Saved data entries
────

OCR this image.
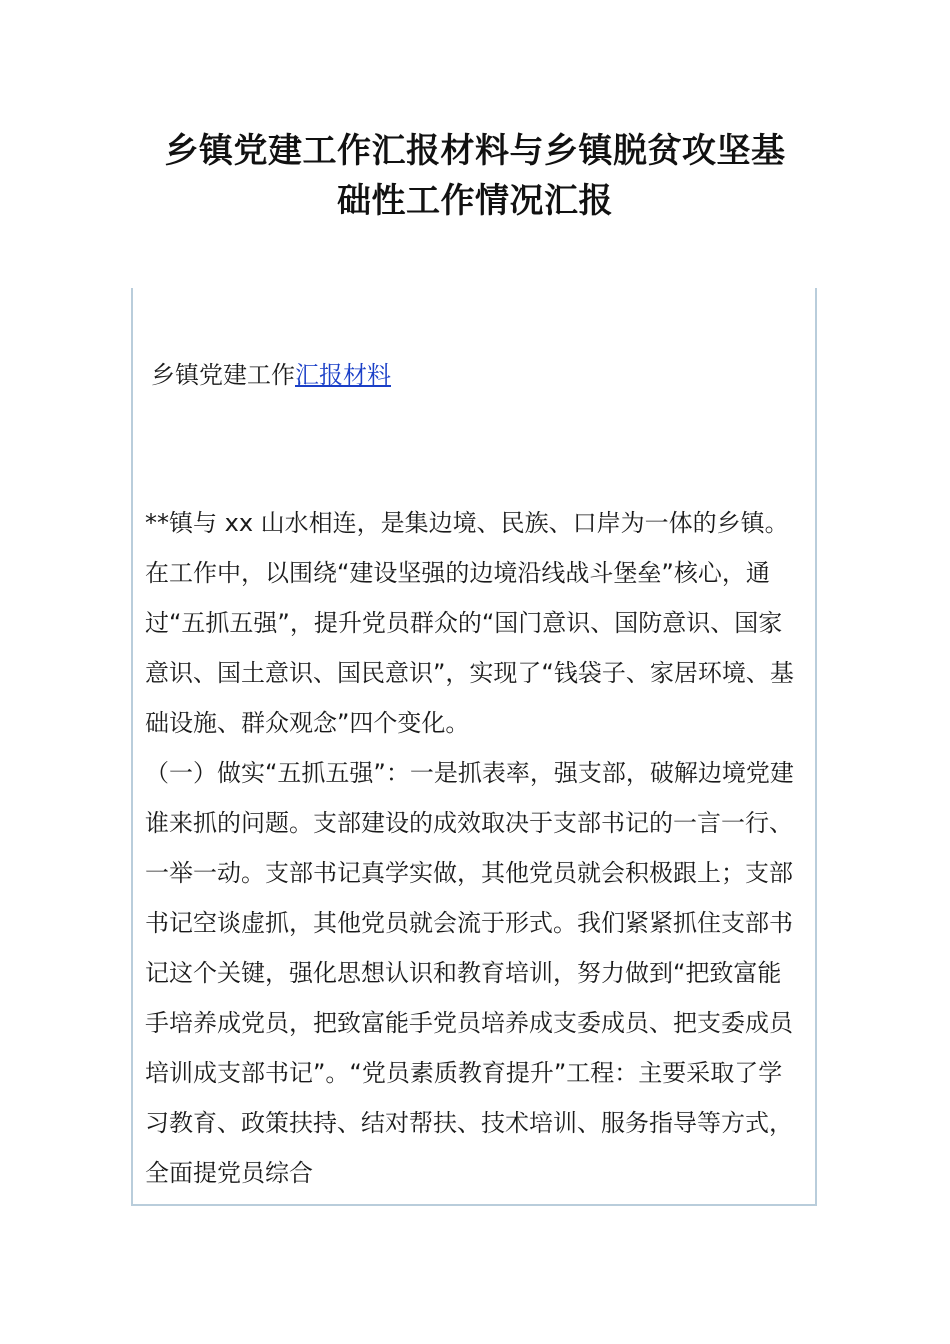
乡镇党建工作汇报材料与乡镇脱贫攻坚基
础性工作情况汇报
乡镇党建工作汇报材料

**镇与 xx 山水相连，是集边境、民族、口岸为一体的乡镇。在工作中，以围绕“建设坚强的边境沿线战斗堡垒”核心，通过“五抓五强”，提升党员群众的“国门意识、国防意识、国家意识、国土意识、国民意识”，实现了“钱袋子、家居环境、基础设施、群众观念”四个变化。

（一）做实“五抓五强”：一是抓表率，强支部，破解边境党建谁来抓的问题。支部建设的成效取决于支部书记的一言一行、一举一动。支部书记真学实做，其他党员就会积极跟上；支部书记空谈虚抓，其他党员就会流于形式。我们紧紧抓住支部书记这个关键，强化思想认识和教育培训，努力做到“把致富能手培养成党员，把致富能手党员培养成支委成员、把支委成员培训成支部书记”。“党员素质教育提升”工程：主要采取了学习教育、政策扶持、结对帮扶、技术培训、服务指导等方式，全面提党员综合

────

• EXERCISE TASK:
Copy the listing exactly. Any image in it stays out of the copy.

• ANSWER IN FULL:
OCR this image.
乡镇党建工作汇报材料与乡镇脱贫攻坚基
础性工作情况汇报
乡镇党建工作汇报材料

**镇与 xx 山水相连，是集边境、民族、口岸为一体的乡镇。在工作中，以围绕“建设坚强的边境沿线战斗堡垒”核心，通过“五抓五强”，提升党员群众的“国门意识、国防意识、国家意识、国土意识、国民意识”，实现了“钱袋子、家居环境、基础设施、群众观念”四个变化。

（一）做实“五抓五强”：一是抓表率，强支部，破解边境党建谁来抓的问题。支部建设的成效取决于支部书记的一言一行、一举一动。支部书记真学实做，其他党员就会积极跟上；支部书记空谈虚抓，其他党员就会流于形式。我们紧紧抓住支部书记这个关键，强化思想认识和教育培训，努力做到“把致富能手培养成党员，把致富能手党员培养成支委成员、把支委成员培训成支部书记”。“党员素质教育提升”工程：主要采取了学习教育、政策扶持、结对帮扶、技术培训、服务指导等方式，全面提党员综合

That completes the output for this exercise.